Some records:
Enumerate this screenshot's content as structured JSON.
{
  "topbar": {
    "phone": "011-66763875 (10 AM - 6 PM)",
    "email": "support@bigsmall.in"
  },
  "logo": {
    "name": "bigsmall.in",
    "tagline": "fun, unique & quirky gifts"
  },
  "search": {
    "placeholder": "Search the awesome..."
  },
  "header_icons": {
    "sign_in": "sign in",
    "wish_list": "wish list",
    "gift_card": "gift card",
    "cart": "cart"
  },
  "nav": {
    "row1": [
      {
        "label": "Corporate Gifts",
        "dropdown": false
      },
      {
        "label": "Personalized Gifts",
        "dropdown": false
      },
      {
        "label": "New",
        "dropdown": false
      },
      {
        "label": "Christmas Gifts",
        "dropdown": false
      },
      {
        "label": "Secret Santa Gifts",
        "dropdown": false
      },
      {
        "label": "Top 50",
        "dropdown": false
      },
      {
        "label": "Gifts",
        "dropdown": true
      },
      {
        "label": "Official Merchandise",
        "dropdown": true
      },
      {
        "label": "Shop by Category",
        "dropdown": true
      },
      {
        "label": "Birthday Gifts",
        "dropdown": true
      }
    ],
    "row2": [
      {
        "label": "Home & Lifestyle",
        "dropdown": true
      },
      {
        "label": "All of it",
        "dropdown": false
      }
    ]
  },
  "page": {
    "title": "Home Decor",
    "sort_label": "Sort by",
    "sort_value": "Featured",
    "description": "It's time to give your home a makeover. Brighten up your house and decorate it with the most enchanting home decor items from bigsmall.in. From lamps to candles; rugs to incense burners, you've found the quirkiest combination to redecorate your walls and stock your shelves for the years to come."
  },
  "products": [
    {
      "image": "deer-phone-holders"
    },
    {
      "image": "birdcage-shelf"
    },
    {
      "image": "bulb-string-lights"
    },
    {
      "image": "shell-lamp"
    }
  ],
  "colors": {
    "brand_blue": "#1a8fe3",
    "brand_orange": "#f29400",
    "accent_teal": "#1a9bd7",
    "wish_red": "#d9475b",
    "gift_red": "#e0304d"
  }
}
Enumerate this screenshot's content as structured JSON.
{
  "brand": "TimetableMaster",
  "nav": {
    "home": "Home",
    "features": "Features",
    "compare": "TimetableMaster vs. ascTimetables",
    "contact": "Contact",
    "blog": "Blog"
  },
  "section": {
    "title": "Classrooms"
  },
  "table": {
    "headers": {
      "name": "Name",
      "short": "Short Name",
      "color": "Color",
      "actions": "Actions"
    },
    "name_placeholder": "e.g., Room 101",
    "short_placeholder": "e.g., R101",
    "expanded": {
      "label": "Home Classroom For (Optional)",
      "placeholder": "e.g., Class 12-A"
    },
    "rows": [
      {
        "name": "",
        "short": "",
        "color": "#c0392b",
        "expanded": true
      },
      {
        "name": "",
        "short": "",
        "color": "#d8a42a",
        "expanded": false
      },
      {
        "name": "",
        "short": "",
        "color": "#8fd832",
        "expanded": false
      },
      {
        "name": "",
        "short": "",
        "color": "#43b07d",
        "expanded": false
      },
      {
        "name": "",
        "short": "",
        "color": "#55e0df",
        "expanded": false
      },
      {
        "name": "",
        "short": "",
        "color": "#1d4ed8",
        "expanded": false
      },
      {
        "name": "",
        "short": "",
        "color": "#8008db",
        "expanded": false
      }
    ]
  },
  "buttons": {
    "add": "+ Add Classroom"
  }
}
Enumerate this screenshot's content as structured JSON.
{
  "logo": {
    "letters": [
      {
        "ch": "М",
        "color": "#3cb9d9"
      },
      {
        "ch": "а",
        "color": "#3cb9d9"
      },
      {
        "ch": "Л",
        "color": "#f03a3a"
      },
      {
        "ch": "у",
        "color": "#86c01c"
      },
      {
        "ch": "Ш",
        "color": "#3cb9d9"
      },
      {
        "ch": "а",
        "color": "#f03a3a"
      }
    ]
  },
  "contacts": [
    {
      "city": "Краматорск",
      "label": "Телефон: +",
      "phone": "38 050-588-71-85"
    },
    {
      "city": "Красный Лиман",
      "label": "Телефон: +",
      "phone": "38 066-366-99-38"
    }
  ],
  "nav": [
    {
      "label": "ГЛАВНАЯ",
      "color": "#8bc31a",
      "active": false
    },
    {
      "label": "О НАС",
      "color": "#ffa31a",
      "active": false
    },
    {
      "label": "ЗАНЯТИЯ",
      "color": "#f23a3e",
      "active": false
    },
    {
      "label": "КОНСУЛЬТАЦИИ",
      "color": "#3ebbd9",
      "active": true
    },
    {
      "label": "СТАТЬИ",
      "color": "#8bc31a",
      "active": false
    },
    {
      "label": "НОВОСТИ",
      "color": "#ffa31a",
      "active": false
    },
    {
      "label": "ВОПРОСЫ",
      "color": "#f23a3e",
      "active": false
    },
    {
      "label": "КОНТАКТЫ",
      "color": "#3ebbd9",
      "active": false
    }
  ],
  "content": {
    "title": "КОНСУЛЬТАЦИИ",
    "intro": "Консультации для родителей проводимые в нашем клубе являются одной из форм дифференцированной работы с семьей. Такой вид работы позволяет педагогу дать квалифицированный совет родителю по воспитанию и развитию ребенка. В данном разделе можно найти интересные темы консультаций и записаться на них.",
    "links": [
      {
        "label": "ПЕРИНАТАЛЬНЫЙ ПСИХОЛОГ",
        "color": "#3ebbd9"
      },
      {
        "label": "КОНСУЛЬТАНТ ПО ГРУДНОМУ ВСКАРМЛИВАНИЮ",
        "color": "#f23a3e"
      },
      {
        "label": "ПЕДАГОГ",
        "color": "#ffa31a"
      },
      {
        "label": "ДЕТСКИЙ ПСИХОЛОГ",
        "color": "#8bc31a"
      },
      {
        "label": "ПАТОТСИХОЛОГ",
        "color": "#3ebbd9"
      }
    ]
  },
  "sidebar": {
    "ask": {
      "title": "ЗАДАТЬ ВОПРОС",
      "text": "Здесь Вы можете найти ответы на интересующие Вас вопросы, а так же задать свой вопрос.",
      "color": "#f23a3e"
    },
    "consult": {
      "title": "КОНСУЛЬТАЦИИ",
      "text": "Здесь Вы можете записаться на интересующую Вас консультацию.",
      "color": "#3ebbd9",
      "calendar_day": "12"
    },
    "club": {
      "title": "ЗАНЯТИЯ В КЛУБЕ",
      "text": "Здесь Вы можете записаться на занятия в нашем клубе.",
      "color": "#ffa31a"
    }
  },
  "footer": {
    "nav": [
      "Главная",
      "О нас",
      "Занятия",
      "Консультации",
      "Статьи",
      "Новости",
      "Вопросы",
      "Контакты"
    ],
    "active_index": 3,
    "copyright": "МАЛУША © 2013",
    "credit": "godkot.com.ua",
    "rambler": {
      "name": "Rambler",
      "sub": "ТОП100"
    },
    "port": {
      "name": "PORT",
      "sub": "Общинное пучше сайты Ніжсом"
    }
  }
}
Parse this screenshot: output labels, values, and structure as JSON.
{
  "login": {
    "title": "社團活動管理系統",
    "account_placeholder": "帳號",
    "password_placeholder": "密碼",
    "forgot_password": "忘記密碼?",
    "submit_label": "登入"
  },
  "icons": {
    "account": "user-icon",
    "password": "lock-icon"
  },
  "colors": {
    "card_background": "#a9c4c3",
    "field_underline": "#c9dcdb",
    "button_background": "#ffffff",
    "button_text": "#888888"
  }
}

- _The task_: Your answer should be a single number: how many lines in the data above include "Здесь"?

- _The response_: 3